** START OF Data section **
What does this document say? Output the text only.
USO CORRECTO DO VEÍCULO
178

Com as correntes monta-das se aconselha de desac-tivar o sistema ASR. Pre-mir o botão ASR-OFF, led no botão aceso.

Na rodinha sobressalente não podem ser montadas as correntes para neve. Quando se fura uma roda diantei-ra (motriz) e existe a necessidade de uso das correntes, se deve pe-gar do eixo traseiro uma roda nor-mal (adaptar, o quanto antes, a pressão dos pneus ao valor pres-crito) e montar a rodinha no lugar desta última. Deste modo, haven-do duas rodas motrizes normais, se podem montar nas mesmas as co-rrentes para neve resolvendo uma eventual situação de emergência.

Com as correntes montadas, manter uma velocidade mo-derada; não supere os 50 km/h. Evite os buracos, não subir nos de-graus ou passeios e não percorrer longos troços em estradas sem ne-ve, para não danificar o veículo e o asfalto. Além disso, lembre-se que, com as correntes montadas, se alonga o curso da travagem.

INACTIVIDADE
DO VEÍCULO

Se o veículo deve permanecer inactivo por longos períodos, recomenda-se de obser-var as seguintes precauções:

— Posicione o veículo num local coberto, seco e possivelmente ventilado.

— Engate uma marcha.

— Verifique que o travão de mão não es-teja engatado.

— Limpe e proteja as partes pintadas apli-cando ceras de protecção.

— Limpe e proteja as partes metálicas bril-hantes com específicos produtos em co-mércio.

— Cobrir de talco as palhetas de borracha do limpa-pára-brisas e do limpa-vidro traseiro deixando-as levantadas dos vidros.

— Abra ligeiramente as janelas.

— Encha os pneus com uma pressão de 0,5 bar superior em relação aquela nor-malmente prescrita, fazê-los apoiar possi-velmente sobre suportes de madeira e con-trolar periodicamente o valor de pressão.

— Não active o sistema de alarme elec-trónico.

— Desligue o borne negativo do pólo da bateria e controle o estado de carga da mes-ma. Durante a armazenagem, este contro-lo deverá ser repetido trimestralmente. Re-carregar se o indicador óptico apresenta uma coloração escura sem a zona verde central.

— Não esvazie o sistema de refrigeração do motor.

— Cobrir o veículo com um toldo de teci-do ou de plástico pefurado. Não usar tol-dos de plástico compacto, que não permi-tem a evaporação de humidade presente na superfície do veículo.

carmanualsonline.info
** END OF Data section **
• Requirement: Would you write down every record again, exactly?

• Complete output:
What does this document say? Output the text only.
USO CORRECTO DO VEÍCULO
178

Com as correntes monta-das se aconselha de desac-tivar o sistema ASR. Pre-mir o botão ASR-OFF, led no botão aceso.

Na rodinha sobressalente não podem ser montadas as correntes para neve. Quando se fura uma roda diantei-ra (motriz) e existe a necessidade de uso das correntes, se deve pe-gar do eixo traseiro uma roda nor-mal (adaptar, o quanto antes, a pressão dos pneus ao valor pres-crito) e montar a rodinha no lugar desta última. Deste modo, haven-do duas rodas motrizes normais, se podem montar nas mesmas as co-rrentes para neve resolvendo uma eventual situação de emergência.

Com as correntes montadas, manter uma velocidade mo-derada; não supere os 50 km/h. Evite os buracos, não subir nos de-graus ou passeios e não percorrer longos troços em estradas sem ne-ve, para não danificar o veículo e o asfalto. Além disso, lembre-se que, com as correntes montadas, se alonga o curso da travagem.

INACTIVIDADE
DO VEÍCULO

Se o veículo deve permanecer inactivo por longos períodos, recomenda-se de obser-var as seguintes precauções:

— Posicione o veículo num local coberto, seco e possivelmente ventilado.

— Engate uma marcha.

— Verifique que o travão de mão não es-teja engatado.

— Limpe e proteja as partes pintadas apli-cando ceras de protecção.

— Limpe e proteja as partes metálicas bril-hantes com específicos produtos em co-mércio.

— Cobrir de talco as palhetas de borracha do limpa-pára-brisas e do limpa-vidro traseiro deixando-as levantadas dos vidros.

— Abra ligeiramente as janelas.

— Encha os pneus com uma pressão de 0,5 bar superior em relação aquela nor-malmente prescrita, fazê-los apoiar possi-velmente sobre suportes de madeira e con-trolar periodicamente o valor de pressão.

— Não active o sistema de alarme elec-trónico.

— Desligue o borne negativo do pólo da bateria e controle o estado de carga da mes-ma. Durante a armazenagem, este contro-lo deverá ser repetido trimestralmente. Re-carregar se o indicador óptico apresenta uma coloração escura sem a zona verde central.

— Não esvazie o sistema de refrigeração do motor.

— Cobrir o veículo com um toldo de teci-do ou de plástico pefurado. Não usar tol-dos de plástico compacto, que não permi-tem a evaporação de humidade presente na superfície do veículo.

carmanualsonline.info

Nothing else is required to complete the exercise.